_WHAT IS BEING ASKED_.
Reproduce every entry below verbatim, line for line, but leave out the pictures.
----
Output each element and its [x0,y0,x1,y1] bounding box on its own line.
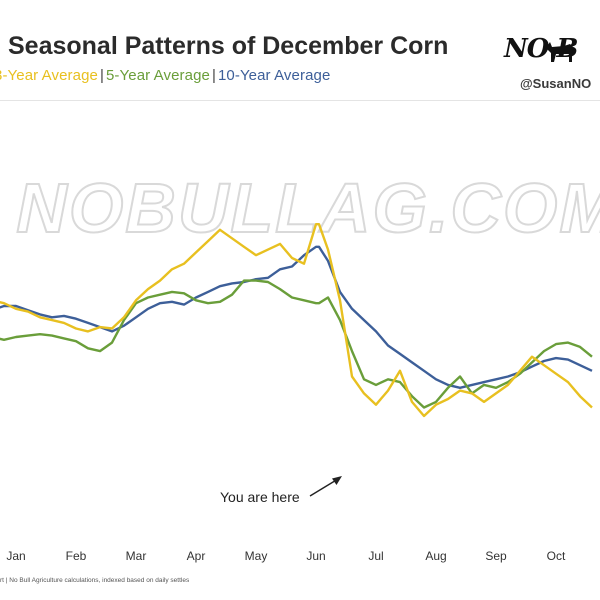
legend-separator: | [211,67,216,84]
x-tick-label: Feb [66,549,87,563]
social-handle: @SusanNO [520,76,592,91]
series-line-0 [0,245,593,389]
x-axis: Jan Feb Mar Apr May Jun Jul Aug Sep Oct [6,549,566,563]
you-are-here-label: You are here [220,489,300,505]
brand-logo: NO B [490,30,600,70]
annotation-arrow [309,476,342,497]
legend-3-year: 3-Year Average [0,67,98,84]
series-legend: 3-Year Average | 5-Year Average | 10-Year Av… [0,67,330,84]
x-tick-label: Oct [547,549,566,563]
watermark: NOBULLAG.COM [16,169,600,247]
bull-icon [546,42,574,62]
series-layer [0,222,593,418]
x-tick-label: Apr [187,549,206,563]
x-tick-label: Jun [306,549,325,563]
legend-10-year: 10-Year Average [217,67,331,84]
series-line-1 [0,279,593,409]
x-tick-label: May [245,549,268,563]
x-tick-label: Mar [126,549,147,563]
source-footer: rt | No Bull Agriculture calculations, i… [0,577,190,584]
chart-title: Seasonal Patterns of December Corn [8,32,449,60]
header-divider [0,100,600,101]
legend-separator: | [99,67,104,84]
series-line-2 [0,222,593,418]
x-tick-label: Jul [368,549,383,563]
x-tick-label: Jan [6,549,25,563]
x-tick-label: Sep [485,549,507,563]
x-tick-label: Aug [425,549,446,563]
legend-5-year: 5-Year Average [105,67,210,84]
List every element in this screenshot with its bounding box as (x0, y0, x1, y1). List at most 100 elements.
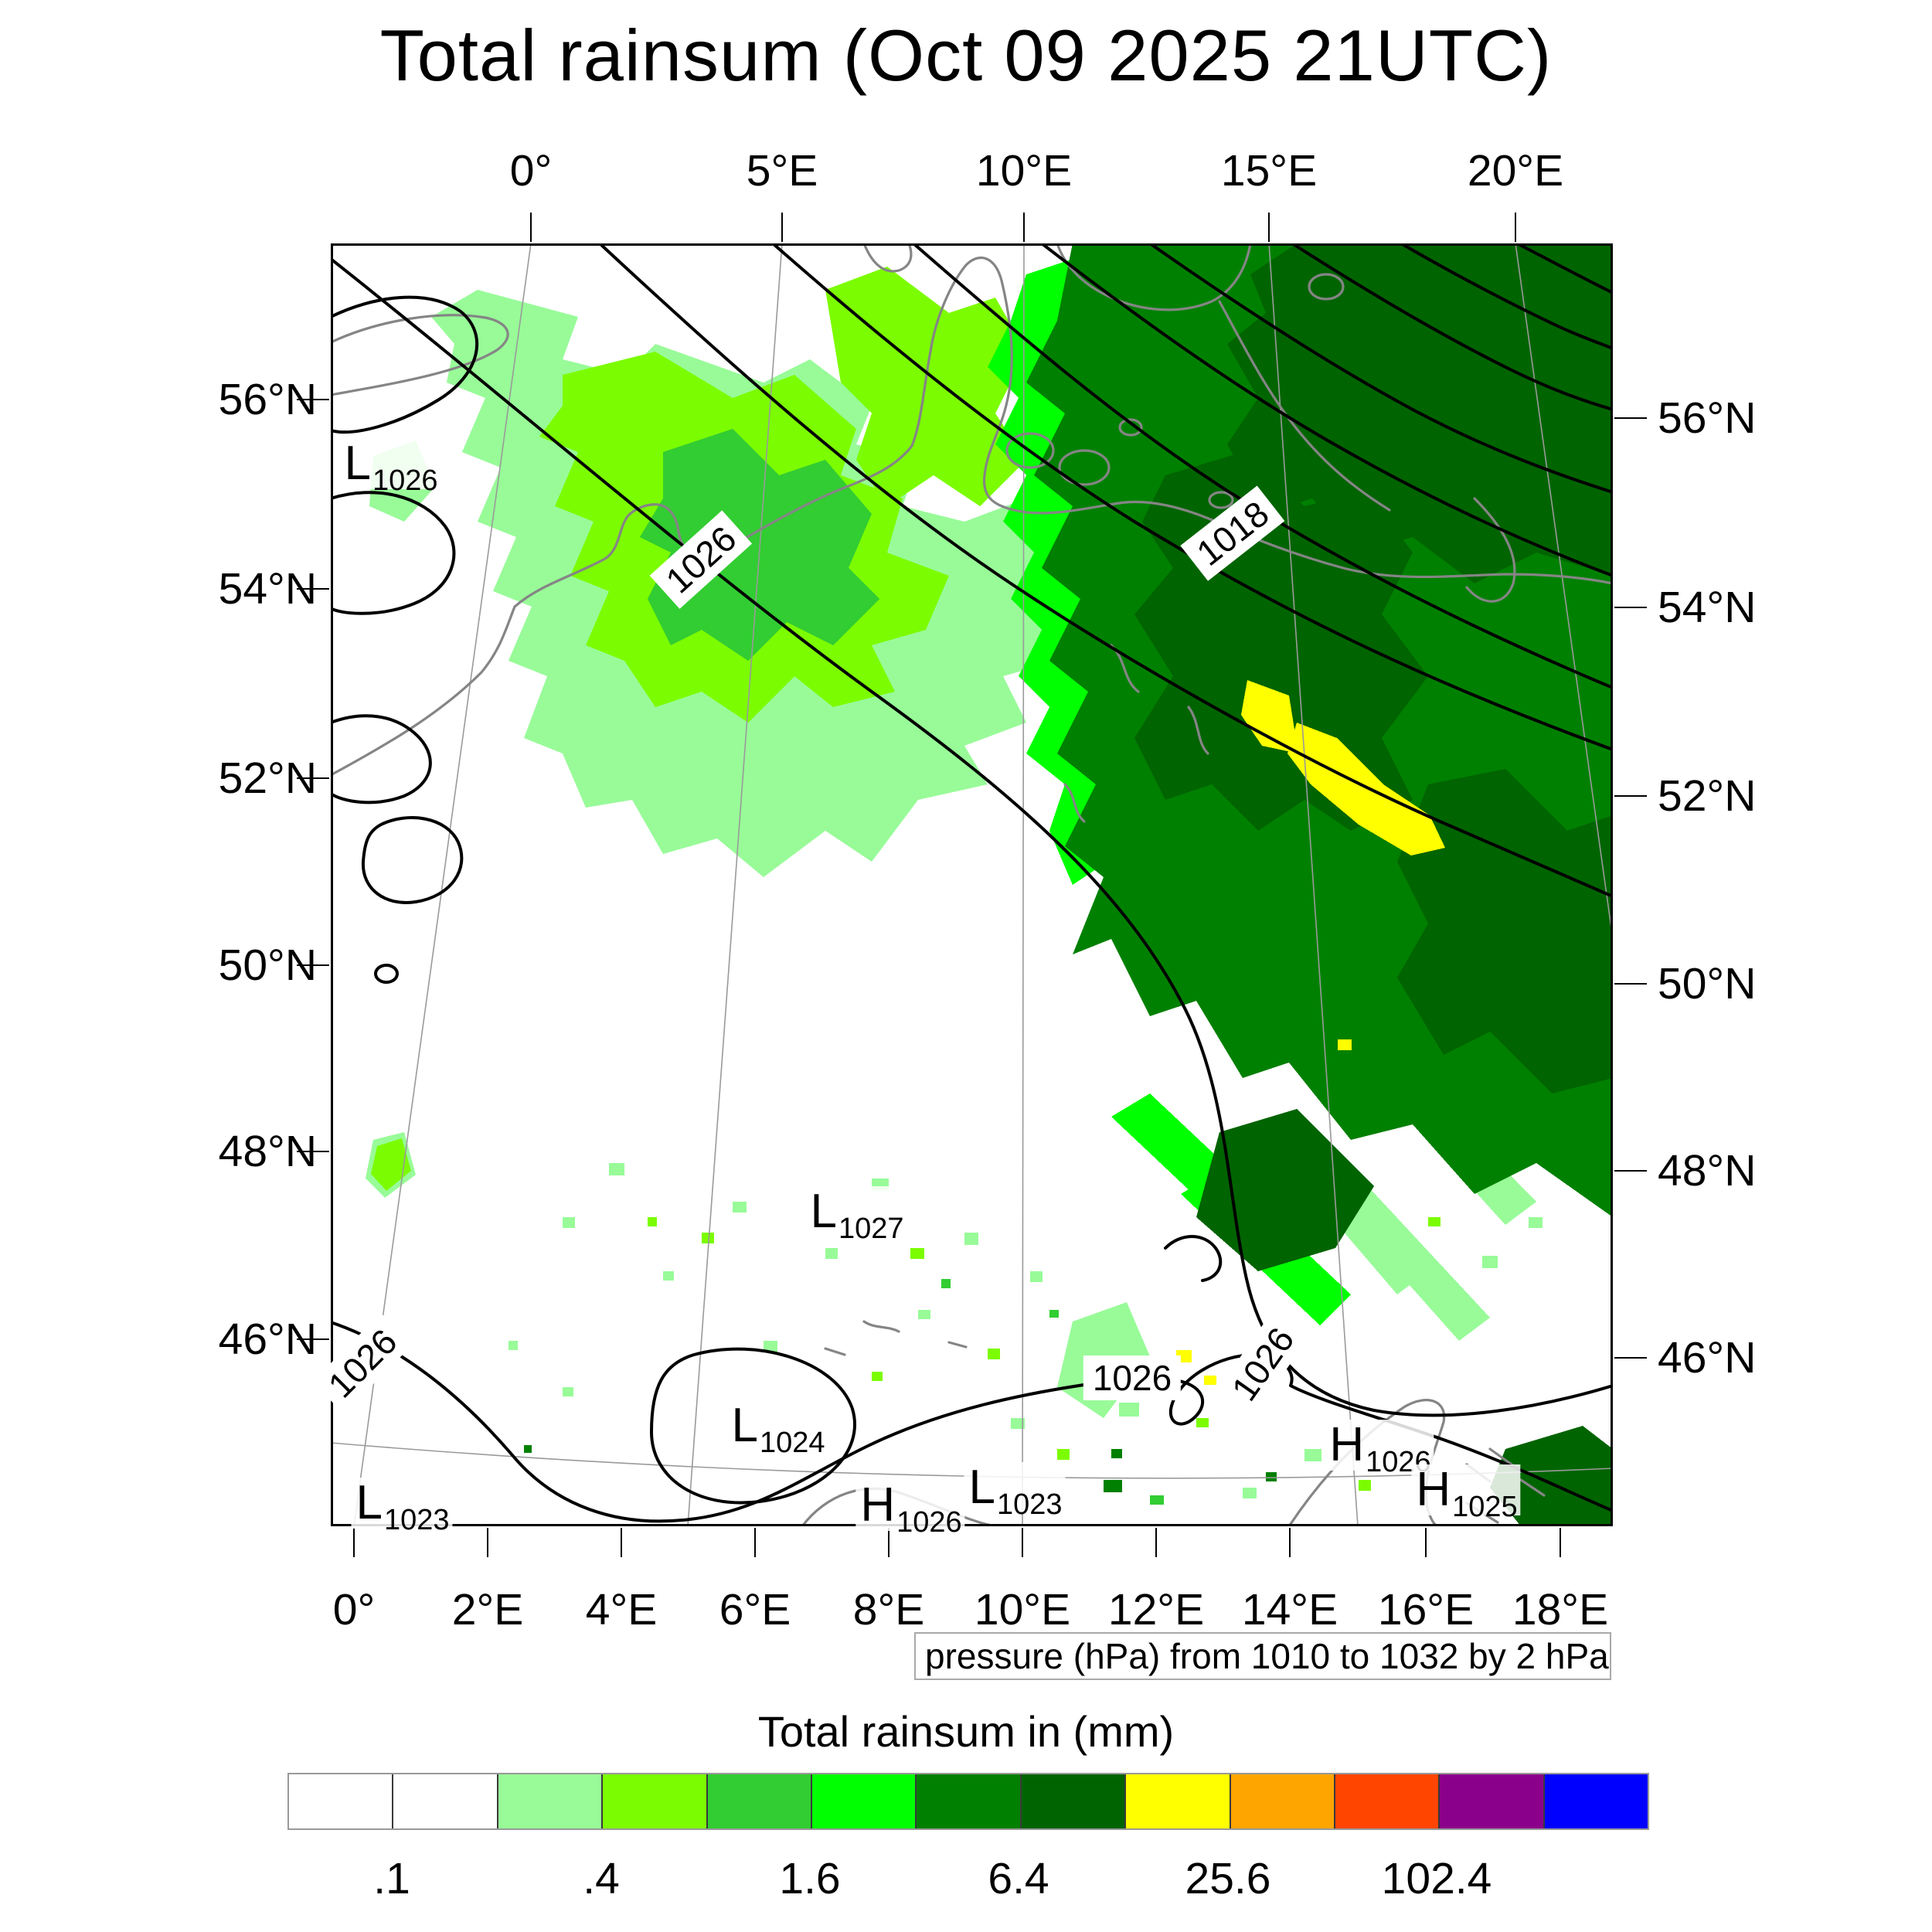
----
_SOLVED EXERCISE_.
Output each element and its [x0,y0,x1,y1] bounding box on its own line.
legend-separator: | [211,67,216,84]
x-tick-label: Feb [66,549,87,563]
social-handle: @SusanNO [520,76,592,91]
series-line-0 [0,245,593,389]
x-axis: Jan Feb Mar Apr May Jun Jul Aug Sep Oct [6,549,566,563]
you-are-here-label: You are here [220,489,300,505]
brand-logo: NO B [490,30,600,70]
annotation-arrow [309,476,342,497]
legend-3-year: 3-Year Average [0,67,98,84]
series-legend: 3-Year Average | 5-Year Average | 10-Year Av… [0,67,330,84]
x-tick-label: Oct [547,549,566,563]
watermark: NOBULLAG.COM [16,169,600,247]
bull-icon [546,42,574,62]
series-layer [0,222,593,418]
x-tick-label: Apr [187,549,206,563]
x-tick-label: Jun [306,549,325,563]
legend-10-year: 10-Year Average [217,67,331,84]
series-line-1 [0,279,593,409]
x-tick-label: May [245,549,268,563]
x-tick-label: Mar [126,549,147,563]
source-footer: rt | No Bull Agriculture calculations, i… [0,577,190,584]
chart-title: Seasonal Patterns of December Corn [8,32,449,60]
header-divider [0,100,600,101]
legend-separator: | [99,67,104,84]
series-line-2 [0,222,593,418]
x-tick-label: Jul [368,549,383,563]
x-tick-label: Jan [6,549,25,563]
x-tick-label: Sep [485,549,507,563]
x-tick-label: Aug [425,549,446,563]
legend-5-year: 5-Year Average [105,67,210,84]
List every element in this screenshot with its bounding box as (x0, y0, x1, y1). List at most 100 elements.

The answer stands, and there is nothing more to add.